» **Task inputs**
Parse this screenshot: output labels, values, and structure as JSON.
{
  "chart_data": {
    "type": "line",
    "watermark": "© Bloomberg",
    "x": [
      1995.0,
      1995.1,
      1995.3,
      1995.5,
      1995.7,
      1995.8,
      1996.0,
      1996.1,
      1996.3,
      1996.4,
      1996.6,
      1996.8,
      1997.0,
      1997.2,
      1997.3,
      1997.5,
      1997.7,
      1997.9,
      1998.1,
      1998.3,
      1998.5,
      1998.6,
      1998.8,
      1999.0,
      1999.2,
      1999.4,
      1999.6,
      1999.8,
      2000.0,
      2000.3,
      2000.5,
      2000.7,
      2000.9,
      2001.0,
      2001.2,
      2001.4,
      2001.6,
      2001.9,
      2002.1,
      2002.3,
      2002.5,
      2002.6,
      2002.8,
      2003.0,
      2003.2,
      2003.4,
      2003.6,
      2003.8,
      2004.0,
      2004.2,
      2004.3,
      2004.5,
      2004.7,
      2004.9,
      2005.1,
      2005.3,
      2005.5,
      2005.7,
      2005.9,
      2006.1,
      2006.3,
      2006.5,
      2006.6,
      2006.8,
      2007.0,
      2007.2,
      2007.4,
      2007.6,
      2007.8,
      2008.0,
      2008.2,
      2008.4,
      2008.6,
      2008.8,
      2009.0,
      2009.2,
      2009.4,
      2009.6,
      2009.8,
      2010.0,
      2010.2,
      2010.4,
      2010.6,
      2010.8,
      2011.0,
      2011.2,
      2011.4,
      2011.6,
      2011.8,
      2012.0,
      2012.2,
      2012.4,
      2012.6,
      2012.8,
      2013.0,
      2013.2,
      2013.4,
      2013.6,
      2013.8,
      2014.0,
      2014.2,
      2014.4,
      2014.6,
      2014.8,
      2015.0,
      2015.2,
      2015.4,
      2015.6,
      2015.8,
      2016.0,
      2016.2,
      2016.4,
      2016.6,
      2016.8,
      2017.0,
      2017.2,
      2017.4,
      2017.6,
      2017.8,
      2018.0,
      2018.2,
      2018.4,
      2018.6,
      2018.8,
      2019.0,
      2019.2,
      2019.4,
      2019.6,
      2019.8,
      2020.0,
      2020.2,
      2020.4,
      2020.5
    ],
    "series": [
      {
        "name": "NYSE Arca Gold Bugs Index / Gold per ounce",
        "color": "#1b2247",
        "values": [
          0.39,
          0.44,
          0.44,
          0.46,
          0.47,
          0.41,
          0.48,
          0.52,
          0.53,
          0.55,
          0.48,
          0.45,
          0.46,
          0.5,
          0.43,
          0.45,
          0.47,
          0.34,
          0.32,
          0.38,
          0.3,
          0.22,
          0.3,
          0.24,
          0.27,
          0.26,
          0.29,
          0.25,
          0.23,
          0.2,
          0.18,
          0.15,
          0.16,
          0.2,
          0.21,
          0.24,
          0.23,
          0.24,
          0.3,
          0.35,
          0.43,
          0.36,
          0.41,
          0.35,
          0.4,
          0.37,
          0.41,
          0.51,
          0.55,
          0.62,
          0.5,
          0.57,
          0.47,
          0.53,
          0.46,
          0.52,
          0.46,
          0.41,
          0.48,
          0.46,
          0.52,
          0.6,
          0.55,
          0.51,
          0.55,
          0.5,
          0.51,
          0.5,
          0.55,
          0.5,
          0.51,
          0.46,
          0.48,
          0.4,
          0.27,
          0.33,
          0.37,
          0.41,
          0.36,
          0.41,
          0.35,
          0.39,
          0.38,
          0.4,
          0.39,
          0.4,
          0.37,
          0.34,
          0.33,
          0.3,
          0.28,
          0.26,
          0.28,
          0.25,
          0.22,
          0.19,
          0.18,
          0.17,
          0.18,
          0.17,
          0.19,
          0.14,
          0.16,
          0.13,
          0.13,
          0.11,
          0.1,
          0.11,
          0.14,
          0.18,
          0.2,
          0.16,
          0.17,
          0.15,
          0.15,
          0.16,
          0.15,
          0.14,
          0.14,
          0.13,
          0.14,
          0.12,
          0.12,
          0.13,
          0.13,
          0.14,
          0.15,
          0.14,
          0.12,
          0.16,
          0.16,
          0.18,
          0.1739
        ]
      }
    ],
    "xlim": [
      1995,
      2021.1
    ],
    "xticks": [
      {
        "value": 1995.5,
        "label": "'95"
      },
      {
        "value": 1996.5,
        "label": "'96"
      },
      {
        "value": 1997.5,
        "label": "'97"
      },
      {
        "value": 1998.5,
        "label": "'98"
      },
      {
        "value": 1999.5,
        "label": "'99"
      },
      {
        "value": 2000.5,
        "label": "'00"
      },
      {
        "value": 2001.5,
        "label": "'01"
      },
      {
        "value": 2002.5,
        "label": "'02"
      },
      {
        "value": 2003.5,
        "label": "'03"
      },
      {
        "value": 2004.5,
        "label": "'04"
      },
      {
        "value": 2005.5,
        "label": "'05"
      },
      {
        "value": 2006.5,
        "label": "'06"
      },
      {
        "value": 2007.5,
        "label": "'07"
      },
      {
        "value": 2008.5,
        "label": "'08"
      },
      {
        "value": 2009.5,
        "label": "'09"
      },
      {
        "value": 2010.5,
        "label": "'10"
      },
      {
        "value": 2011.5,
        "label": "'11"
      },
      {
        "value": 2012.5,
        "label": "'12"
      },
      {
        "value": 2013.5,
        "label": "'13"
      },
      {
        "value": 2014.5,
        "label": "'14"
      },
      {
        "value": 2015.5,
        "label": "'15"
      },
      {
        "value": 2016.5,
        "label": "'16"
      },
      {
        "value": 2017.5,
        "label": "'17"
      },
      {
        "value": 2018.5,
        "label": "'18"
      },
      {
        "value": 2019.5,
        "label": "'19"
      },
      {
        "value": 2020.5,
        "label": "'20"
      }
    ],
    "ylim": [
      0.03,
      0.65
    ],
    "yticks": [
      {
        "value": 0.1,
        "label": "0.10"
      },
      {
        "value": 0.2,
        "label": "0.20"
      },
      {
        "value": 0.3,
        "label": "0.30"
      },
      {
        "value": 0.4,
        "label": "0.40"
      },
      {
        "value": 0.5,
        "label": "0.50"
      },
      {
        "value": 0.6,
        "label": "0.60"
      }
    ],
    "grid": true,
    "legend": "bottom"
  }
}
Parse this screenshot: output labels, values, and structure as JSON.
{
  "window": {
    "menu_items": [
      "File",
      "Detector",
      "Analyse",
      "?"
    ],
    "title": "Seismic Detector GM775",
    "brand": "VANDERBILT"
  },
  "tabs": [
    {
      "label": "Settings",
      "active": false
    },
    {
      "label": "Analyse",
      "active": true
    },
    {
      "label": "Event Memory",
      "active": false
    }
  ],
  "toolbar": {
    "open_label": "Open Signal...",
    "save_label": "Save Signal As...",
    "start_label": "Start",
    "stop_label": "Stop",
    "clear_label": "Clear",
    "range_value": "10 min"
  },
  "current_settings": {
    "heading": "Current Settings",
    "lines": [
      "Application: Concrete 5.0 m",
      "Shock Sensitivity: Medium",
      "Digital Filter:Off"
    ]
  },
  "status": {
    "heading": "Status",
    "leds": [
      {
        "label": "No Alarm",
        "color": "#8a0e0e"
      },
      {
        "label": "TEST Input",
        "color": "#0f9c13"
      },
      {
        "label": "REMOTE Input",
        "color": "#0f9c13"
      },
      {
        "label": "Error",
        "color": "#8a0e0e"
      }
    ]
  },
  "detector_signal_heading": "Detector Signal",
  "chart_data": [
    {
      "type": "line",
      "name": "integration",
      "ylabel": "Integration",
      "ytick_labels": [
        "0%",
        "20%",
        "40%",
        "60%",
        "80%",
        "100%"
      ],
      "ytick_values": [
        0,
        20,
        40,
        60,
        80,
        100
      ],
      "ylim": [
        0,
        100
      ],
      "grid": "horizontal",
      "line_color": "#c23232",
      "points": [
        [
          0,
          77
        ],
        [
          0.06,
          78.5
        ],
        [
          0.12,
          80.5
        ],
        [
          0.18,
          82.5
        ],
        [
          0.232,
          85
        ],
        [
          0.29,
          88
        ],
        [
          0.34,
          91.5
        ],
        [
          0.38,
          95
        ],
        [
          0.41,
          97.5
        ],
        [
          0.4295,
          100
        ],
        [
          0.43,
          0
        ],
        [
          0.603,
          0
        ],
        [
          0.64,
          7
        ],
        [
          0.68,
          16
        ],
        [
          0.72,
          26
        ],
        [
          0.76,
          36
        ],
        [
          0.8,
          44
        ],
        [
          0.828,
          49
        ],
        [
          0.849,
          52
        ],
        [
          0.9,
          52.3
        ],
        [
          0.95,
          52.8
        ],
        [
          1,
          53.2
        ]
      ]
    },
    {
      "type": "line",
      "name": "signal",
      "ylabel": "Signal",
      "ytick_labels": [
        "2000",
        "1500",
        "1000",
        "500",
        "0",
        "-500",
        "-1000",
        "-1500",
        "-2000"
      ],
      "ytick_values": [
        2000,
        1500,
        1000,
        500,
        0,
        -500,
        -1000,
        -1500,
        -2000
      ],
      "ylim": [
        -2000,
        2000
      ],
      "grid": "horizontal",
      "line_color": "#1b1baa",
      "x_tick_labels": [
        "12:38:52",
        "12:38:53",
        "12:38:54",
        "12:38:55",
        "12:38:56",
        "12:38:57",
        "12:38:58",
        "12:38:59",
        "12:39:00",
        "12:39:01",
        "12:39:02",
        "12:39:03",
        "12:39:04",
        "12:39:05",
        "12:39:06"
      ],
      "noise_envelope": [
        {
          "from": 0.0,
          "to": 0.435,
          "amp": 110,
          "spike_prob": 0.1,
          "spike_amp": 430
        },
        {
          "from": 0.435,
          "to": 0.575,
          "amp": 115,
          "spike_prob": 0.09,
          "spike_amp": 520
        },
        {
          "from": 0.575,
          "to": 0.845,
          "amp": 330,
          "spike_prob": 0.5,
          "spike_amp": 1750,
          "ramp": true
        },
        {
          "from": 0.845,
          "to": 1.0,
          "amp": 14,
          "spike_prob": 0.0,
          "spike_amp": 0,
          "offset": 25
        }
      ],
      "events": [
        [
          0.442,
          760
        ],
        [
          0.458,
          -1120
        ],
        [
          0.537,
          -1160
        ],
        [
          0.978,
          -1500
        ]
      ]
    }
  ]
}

==

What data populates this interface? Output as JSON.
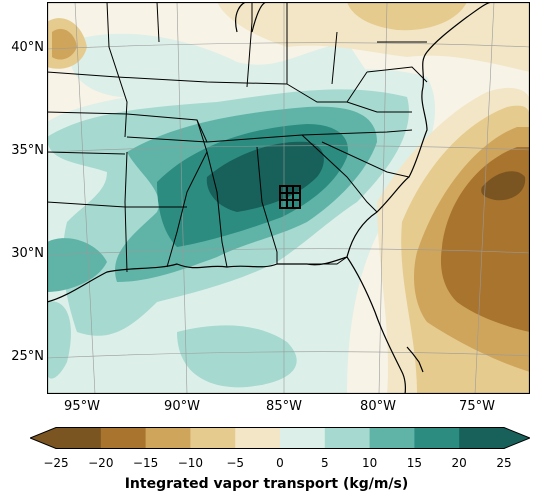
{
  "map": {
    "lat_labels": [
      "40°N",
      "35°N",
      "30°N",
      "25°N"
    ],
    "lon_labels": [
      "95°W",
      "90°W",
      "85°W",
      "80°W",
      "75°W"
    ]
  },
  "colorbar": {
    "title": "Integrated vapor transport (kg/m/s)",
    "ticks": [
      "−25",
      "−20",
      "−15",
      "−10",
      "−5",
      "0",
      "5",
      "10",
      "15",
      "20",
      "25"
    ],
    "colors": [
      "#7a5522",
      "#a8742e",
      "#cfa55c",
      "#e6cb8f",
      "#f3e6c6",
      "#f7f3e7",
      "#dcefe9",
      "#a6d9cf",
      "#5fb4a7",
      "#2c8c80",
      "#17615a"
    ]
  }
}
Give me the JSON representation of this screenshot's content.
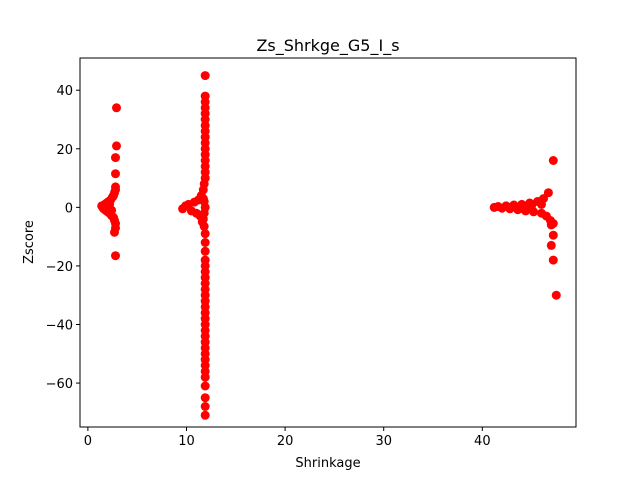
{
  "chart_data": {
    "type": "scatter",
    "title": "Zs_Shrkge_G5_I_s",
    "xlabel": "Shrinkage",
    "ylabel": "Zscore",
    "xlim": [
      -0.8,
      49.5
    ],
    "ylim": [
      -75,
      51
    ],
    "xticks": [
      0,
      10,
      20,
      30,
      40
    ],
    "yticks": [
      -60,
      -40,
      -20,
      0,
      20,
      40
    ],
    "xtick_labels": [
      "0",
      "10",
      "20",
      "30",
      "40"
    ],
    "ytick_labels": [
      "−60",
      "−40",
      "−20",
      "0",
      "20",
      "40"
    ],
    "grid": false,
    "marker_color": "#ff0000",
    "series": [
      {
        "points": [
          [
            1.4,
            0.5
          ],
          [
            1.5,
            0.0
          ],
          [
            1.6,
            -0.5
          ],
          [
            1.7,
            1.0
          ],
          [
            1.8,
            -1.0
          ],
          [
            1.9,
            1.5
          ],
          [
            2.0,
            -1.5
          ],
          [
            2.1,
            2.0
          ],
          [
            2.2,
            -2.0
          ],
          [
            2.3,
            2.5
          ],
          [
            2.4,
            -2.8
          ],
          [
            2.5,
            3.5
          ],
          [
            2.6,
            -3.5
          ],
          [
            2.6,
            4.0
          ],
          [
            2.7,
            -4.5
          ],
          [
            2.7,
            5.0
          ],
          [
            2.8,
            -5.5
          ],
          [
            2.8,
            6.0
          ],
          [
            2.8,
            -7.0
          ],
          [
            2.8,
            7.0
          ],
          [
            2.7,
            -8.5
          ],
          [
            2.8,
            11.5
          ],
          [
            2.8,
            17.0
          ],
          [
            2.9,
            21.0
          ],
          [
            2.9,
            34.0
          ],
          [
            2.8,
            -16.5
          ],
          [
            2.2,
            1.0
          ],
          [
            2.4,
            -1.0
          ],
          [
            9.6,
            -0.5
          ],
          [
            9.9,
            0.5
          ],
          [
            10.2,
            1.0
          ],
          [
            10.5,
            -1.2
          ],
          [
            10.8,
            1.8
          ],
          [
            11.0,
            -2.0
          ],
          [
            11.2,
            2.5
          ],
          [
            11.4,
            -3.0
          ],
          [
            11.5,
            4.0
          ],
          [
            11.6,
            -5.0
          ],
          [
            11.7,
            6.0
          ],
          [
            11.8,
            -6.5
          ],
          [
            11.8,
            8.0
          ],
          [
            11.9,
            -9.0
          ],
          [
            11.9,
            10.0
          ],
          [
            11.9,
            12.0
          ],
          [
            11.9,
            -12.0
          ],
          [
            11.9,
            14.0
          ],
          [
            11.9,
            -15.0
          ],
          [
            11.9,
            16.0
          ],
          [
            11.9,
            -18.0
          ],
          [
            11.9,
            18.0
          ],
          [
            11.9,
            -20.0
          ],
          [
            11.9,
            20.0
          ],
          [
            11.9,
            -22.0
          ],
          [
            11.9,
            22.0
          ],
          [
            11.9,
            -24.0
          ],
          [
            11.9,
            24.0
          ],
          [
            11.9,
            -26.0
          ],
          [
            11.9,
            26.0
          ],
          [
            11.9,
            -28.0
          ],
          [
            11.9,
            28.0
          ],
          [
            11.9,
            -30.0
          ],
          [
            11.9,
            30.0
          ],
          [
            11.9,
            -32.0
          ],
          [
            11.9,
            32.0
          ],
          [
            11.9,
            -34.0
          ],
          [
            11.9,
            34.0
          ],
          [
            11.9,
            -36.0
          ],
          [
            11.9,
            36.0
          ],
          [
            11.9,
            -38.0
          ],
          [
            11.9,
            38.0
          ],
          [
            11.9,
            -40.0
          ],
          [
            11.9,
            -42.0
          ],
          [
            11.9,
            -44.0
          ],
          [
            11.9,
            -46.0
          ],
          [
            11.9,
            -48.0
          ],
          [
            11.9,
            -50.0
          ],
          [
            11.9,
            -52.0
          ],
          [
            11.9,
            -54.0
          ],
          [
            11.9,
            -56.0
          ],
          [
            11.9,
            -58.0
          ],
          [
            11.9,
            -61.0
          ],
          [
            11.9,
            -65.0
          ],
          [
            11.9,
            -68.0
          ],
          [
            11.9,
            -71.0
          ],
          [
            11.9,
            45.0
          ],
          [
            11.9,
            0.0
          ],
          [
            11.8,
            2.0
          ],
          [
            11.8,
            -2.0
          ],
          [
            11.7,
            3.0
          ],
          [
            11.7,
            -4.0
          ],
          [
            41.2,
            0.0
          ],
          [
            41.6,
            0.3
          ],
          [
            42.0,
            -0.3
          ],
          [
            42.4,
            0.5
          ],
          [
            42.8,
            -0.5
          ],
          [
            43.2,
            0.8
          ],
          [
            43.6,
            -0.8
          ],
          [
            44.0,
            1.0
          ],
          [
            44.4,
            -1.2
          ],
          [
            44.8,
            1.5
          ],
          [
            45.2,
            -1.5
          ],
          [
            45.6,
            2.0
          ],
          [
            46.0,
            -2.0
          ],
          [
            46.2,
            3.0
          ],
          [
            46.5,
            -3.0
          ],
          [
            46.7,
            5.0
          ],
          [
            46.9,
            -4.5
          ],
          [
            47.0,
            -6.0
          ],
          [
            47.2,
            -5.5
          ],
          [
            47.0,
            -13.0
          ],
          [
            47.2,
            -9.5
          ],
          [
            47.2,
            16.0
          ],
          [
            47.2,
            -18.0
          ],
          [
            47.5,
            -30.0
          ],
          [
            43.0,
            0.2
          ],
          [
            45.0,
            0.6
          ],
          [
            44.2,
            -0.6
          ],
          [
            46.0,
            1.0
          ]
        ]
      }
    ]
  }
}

» **Set task**
Tell how many lines contain the word "from", using only the number.

» **Response for this exercise**
4